- **Task objective**
Transcribe the statement on Venezuela's elections, starting with "- Second, we" and going on through "the electoral process.".

- **Quoted text**
(Washington, D.C.) The 2024 presidential elections and 2025 regional, local and legislative elections present a crucial opportunity for the reinstitutionalization of Venezuela’s democracy and rule of law and for the normalization of its relations with the international community. The current crisis reached critical dimensions after the 2018 presidential election lacked legitimacy in the eyes of national and international stakeholders. The upcoming elections provide an opportunity for a significant change in direction. The international community should demand that Venezuela uphold the right to political participation and free and fair elections.
We, the undersigned civil society organizations, are deeply concerned by recent developments that pose a threat to the legitimacy of the upcoming electoral process.
- First, on June 15, six members of the National Electoral Council (CNE) resigned from their positions without giving a clear explanation. The National Assembly, which is dominated by President Maduro’s party, accepted these resignations and later, the resignation of two other members was publicly announced. That same day, the National Assembly took initial steps towards appointing a new CNE by creating a commission whose members are almost entirely of the ruling party. The irregular nature of the resignation of the principal members of the CNE and its immediate acceptance by the National Assembly is alarming. While the Electoral Law in Venezuela allows CNE members to resign, the almost simultaneous departure of most members raises concerns about political pressures, and amounts to the effective dismantling of what should be an autonomous institution. These actions undermine the trust of Venezuelan citizens in their institutions and erode confidence in the electoral process itself. An impartial and fully functioning CNE is fundamental to ensure the legitimacy of the forthcoming elections.
For decades, the CNE has been heavily packed by pro-government authorities, but it became slightly more balanced in 2021, with the appointment of two members from the opposition. This allowed them to reach an agreement that enabled the entry of the European Union (EU) election observation mission into the country that year. The CNE is responsible for regulating, directing and overseeing the entire electoral process, as well as ensuring compliance with the constitutional principles attributed to the electoral branch of government.
- Second, we are concerned by the ongoing arbitrary disqualification of opposition electoral candidates by administrative authorities. The recent ratification of a 15-year disqualification against opposition candidate María Corina Machado, as well as previous disqualifications of prominent opposition figures such as Leopoldo López, Henrique Capriles, and Freddy Superlano, severely restrict the rights of Venezuelans to choose their representatives. These disqualifications undermine the principles of democracy and the right to political participation and hinder the inclusivity and fairness of the electoral process.
- Additionally, persistent failures to meet minimum conditions for free and fair elections continue to impede the democratic process in Venezuela. The lack of separation of powers, the disqualification of political candidates, challenges in updating the Electoral Registry which should be permanently opened for all potential voters, limited access to clear and timely information, and the absence of guarantees for freedom of speech, were highlighted by the EU mission to Venezuela in 2021. The EU mission issued 23 recommendations, which were further emphasized during the summit convened by the Colombian government in April 2023. However, to this date, little if any progress has been achieved in implementing these reforms.

- **Rows**
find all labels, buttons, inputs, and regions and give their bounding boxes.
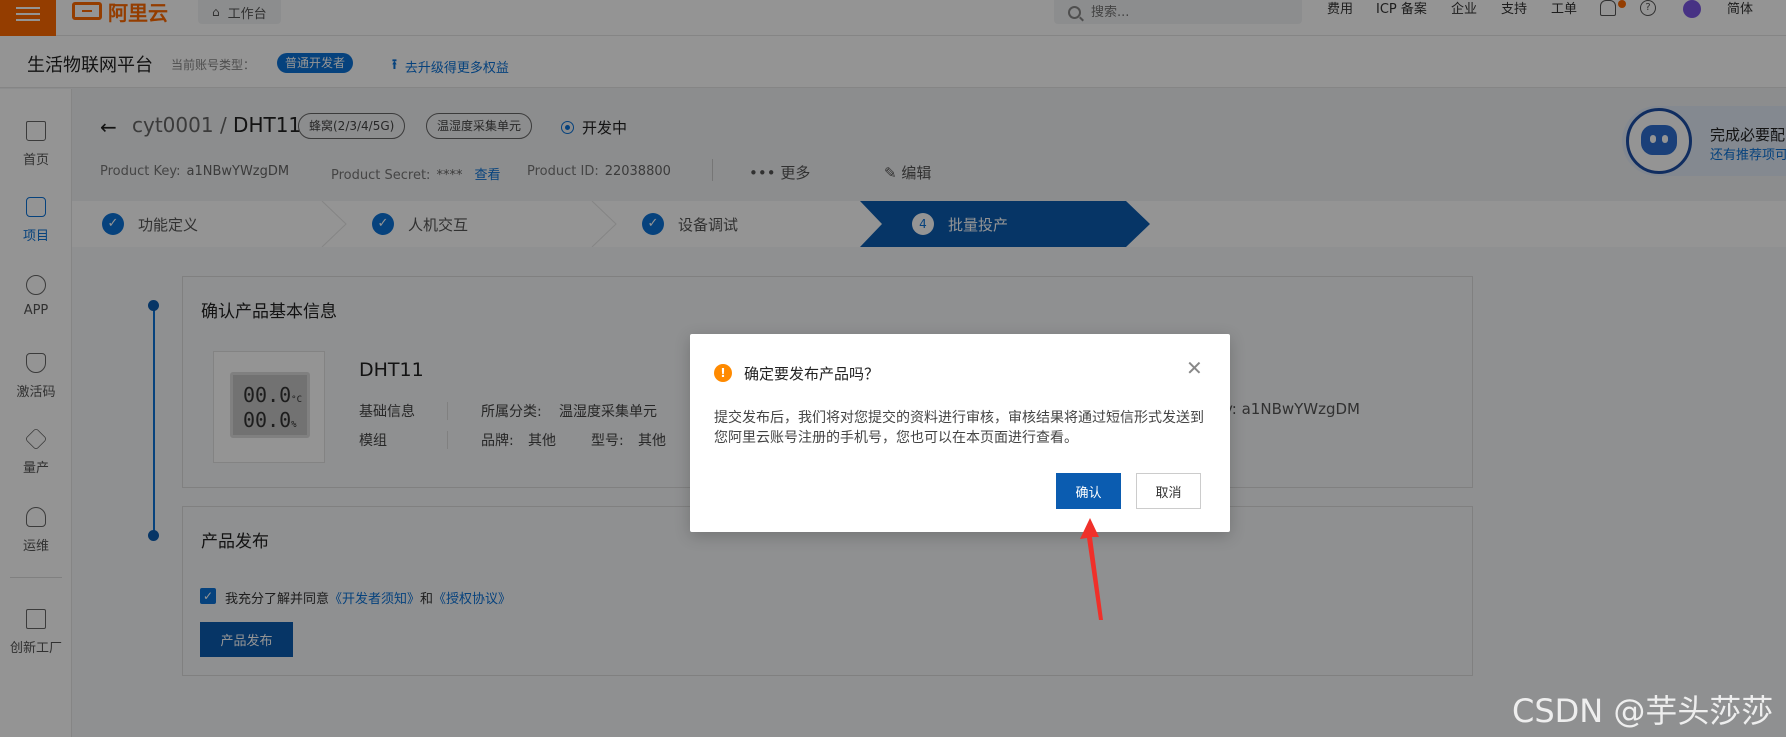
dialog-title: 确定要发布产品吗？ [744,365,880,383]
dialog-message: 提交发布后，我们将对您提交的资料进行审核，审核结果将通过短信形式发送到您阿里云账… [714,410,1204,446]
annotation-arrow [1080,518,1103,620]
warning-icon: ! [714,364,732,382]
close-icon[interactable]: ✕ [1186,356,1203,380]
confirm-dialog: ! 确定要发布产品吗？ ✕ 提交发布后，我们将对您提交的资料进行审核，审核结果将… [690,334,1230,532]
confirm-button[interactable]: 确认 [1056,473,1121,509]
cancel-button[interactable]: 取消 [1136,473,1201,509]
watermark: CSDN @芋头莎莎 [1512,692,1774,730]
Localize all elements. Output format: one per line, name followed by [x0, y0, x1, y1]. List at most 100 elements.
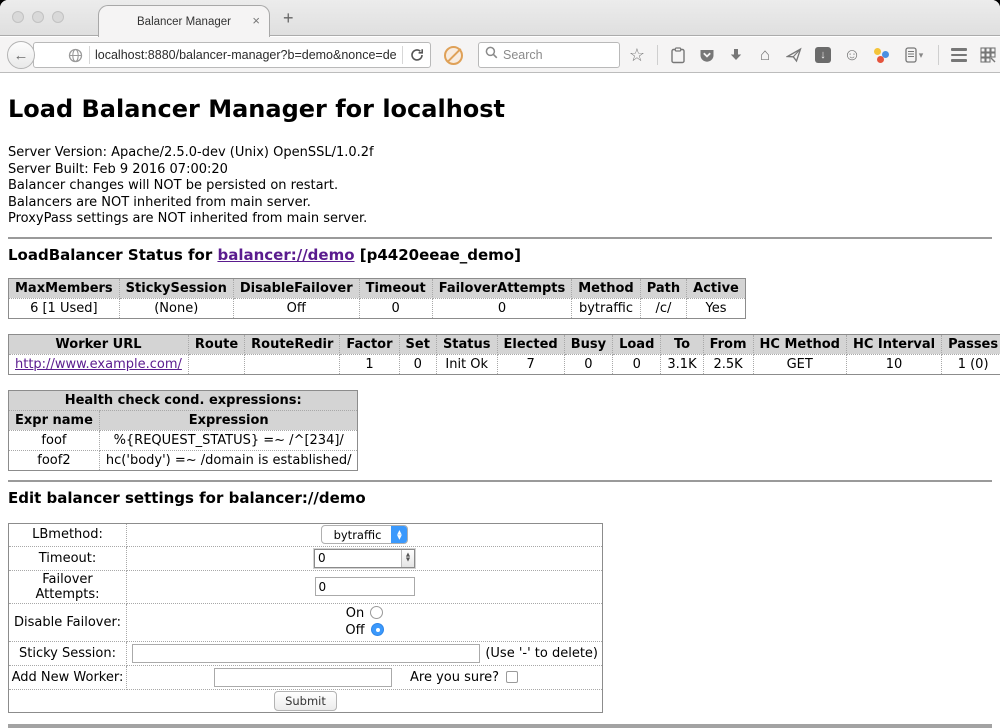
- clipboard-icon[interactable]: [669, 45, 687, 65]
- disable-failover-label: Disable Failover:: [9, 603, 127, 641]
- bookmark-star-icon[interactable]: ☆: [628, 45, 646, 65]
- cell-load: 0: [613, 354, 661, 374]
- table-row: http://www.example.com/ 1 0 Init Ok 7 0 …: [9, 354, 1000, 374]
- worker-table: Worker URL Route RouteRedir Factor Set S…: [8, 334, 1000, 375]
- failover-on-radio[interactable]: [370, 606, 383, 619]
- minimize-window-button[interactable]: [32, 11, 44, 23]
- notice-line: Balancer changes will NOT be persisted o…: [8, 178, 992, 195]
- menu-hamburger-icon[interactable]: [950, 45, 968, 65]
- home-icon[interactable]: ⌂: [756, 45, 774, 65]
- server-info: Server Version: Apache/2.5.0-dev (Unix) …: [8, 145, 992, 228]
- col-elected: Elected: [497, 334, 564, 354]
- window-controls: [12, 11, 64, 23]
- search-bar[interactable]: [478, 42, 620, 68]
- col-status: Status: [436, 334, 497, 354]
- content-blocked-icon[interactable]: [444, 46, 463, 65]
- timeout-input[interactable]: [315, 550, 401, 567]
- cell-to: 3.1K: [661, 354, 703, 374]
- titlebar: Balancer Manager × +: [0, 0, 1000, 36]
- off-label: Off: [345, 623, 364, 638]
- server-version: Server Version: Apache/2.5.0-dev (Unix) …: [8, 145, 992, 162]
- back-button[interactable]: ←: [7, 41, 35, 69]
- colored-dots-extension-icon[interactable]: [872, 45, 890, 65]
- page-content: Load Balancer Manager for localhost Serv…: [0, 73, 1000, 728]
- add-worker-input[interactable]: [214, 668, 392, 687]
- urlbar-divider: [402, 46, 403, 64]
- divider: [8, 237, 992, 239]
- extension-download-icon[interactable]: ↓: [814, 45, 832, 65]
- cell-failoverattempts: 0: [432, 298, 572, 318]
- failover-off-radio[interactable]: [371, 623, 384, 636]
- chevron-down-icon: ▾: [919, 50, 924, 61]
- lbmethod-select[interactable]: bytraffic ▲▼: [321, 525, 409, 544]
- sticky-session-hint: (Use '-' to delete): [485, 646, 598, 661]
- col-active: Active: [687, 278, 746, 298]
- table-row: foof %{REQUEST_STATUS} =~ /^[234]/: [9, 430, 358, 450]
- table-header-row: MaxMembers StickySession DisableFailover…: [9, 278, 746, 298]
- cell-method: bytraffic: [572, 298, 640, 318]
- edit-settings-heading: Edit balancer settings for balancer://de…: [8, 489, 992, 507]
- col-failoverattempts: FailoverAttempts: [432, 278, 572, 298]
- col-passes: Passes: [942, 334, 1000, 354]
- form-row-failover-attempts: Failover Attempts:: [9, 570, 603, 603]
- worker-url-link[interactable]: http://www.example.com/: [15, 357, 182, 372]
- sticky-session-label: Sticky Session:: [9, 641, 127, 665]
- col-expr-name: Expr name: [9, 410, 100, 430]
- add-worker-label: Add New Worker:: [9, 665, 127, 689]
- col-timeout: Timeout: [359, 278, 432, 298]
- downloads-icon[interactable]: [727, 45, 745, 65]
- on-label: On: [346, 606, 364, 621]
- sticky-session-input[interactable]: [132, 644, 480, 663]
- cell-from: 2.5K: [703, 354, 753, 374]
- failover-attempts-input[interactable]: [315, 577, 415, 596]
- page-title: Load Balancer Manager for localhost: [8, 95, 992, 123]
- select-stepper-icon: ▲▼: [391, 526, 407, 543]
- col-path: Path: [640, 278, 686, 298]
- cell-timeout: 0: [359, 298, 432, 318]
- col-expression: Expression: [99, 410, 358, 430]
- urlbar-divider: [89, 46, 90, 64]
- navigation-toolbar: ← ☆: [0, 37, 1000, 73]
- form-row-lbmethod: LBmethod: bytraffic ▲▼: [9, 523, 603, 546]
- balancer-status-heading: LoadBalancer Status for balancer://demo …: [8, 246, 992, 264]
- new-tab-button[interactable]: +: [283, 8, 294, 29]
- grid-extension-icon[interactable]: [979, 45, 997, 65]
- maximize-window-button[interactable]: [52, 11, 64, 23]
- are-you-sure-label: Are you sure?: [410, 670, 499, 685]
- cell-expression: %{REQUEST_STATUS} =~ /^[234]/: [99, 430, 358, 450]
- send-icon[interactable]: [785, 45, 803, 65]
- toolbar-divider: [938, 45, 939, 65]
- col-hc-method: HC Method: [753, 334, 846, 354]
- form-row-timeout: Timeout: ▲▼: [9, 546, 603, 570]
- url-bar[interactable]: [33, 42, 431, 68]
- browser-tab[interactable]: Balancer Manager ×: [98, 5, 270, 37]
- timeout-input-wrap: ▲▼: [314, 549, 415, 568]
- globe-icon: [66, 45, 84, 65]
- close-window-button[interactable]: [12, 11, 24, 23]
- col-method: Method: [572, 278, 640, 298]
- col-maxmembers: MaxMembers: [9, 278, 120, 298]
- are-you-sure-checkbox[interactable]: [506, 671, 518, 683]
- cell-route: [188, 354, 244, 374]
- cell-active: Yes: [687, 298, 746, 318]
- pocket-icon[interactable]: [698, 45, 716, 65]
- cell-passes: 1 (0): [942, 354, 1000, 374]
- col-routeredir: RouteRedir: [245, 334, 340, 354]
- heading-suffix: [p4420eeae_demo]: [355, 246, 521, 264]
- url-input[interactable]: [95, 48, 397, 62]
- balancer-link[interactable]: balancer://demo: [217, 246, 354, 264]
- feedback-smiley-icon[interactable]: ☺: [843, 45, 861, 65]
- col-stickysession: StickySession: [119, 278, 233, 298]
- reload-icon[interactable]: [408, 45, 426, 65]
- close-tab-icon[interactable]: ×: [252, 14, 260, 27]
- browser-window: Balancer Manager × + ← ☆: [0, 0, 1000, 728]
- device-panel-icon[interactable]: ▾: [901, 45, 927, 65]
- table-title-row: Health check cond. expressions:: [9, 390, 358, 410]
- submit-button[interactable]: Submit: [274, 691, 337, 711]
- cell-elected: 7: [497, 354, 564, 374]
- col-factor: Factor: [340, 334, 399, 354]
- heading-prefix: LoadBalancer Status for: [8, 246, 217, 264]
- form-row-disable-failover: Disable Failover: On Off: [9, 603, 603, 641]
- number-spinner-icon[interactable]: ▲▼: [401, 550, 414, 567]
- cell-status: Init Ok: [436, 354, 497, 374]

- **Exercise solution**
- Second, we are concerned by the ongoing arbitrary disqualification of opposition electoral candidates by administrative authorities. The recent ratification of a 15-year disqualification against opposition candidate María Corina Machado, as well as previous disqualifications of prominent opposition figures such as Leopoldo López, Henrique Capriles, and Freddy Superlano, severely restrict the rights of Venezuelans to choose their representatives. These disqualifications undermine the principles of democracy and the right to political participation and hinder the inclusivity and fairness of the electoral process.